--- start of Data provided ---

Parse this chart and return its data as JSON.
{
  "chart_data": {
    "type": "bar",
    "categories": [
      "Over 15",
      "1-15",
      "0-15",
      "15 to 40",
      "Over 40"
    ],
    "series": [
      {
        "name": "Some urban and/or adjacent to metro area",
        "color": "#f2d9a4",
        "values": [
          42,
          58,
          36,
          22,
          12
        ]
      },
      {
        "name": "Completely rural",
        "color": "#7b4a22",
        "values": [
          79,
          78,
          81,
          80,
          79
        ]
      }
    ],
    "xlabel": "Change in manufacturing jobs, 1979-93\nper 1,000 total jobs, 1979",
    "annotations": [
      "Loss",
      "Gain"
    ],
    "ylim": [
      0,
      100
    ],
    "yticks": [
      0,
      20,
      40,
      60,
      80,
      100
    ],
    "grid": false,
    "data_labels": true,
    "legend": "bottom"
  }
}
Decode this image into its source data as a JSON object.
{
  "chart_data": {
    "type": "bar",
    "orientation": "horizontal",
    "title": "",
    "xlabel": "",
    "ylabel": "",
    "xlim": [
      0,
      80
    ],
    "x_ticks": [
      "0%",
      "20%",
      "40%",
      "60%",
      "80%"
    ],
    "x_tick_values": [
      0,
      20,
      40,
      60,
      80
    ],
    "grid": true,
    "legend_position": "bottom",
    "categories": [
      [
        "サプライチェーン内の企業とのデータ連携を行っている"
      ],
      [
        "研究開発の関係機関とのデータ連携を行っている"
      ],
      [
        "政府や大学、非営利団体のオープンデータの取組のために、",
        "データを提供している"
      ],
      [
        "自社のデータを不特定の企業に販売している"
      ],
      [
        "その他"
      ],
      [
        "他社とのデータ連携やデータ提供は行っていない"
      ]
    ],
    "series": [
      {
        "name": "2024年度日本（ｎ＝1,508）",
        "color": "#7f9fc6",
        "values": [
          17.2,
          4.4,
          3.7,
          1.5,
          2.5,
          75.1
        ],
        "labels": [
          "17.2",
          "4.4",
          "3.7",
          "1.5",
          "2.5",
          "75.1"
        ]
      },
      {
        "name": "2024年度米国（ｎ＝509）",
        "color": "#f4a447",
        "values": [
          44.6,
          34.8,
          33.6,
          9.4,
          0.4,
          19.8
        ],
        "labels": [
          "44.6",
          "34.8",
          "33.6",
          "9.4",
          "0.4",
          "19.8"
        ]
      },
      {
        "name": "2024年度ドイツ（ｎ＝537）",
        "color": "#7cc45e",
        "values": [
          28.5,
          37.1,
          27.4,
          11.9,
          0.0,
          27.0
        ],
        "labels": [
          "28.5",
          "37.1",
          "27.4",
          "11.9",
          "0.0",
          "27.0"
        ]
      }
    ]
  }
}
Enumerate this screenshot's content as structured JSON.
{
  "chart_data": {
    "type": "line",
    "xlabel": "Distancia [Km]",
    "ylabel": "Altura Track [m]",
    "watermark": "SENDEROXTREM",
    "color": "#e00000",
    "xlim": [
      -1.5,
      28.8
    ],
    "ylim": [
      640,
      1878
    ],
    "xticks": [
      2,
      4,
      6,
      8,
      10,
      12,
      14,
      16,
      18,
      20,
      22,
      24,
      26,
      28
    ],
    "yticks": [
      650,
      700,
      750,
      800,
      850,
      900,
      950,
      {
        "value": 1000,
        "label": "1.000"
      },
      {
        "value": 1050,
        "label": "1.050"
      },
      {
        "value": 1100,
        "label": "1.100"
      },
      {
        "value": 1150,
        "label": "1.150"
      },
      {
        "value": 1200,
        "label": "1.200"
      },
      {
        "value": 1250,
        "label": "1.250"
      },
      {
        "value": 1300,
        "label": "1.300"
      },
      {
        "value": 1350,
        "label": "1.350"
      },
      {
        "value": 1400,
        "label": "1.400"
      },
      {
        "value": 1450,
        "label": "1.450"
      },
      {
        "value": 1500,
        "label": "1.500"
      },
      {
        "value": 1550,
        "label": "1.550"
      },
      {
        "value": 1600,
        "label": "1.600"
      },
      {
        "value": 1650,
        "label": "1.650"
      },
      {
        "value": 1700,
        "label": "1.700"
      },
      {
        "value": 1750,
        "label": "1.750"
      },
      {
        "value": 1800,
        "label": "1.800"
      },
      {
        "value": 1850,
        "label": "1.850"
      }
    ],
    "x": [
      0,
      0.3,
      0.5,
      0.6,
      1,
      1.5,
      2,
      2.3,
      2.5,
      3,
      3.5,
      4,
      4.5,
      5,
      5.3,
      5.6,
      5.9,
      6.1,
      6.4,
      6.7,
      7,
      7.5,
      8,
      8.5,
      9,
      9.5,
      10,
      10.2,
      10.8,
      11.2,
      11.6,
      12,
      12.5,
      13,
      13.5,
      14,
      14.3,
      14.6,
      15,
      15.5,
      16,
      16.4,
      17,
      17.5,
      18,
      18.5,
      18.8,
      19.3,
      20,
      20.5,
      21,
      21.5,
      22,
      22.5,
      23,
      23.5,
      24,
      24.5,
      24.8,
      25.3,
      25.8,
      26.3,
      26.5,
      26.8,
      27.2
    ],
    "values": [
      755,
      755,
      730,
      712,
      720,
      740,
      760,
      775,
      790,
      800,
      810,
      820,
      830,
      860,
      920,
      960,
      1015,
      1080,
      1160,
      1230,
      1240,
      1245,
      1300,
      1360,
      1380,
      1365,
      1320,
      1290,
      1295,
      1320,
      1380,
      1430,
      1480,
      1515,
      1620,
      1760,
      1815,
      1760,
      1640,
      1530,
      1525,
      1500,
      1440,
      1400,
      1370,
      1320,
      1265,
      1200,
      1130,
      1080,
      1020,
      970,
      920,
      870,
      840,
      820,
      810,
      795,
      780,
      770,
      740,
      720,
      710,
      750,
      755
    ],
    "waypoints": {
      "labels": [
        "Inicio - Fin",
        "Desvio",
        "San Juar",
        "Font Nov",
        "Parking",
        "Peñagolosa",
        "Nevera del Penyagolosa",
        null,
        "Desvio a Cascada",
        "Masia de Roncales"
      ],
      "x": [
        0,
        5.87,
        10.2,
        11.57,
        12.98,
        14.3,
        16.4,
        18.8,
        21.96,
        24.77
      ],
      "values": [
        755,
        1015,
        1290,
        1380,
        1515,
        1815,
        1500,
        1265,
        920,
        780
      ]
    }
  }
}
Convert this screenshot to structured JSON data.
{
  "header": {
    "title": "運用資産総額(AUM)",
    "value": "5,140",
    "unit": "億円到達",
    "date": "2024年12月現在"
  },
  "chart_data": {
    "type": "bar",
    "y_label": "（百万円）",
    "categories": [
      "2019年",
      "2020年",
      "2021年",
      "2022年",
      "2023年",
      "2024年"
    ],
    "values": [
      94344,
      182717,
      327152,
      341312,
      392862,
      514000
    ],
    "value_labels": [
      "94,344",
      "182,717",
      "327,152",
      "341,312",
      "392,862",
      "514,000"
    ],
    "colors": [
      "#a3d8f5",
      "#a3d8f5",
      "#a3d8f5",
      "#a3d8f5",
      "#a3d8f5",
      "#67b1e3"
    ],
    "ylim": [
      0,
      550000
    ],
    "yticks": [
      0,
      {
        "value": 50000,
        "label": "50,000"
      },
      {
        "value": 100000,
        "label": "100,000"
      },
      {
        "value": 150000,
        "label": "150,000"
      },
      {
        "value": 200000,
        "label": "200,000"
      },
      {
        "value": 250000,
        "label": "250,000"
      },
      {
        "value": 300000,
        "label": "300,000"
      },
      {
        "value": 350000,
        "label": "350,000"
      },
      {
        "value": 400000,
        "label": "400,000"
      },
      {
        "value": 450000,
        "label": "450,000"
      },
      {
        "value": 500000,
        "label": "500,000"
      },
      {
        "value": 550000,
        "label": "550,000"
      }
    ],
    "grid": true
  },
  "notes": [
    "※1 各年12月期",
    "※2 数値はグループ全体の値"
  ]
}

--- end of Data provided ---

Your task >> Looking at the data above, show all lines where the word "name" occurs.

Task result >>
        "name": "Some urban and/or adjacent to metro area",
        "name": "Completely rural",
        "name": "2024年度日本（ｎ＝1,508）",
        "name": "2024年度米国（ｎ＝509）",
        "name": "2024年度ドイツ（ｎ＝537）",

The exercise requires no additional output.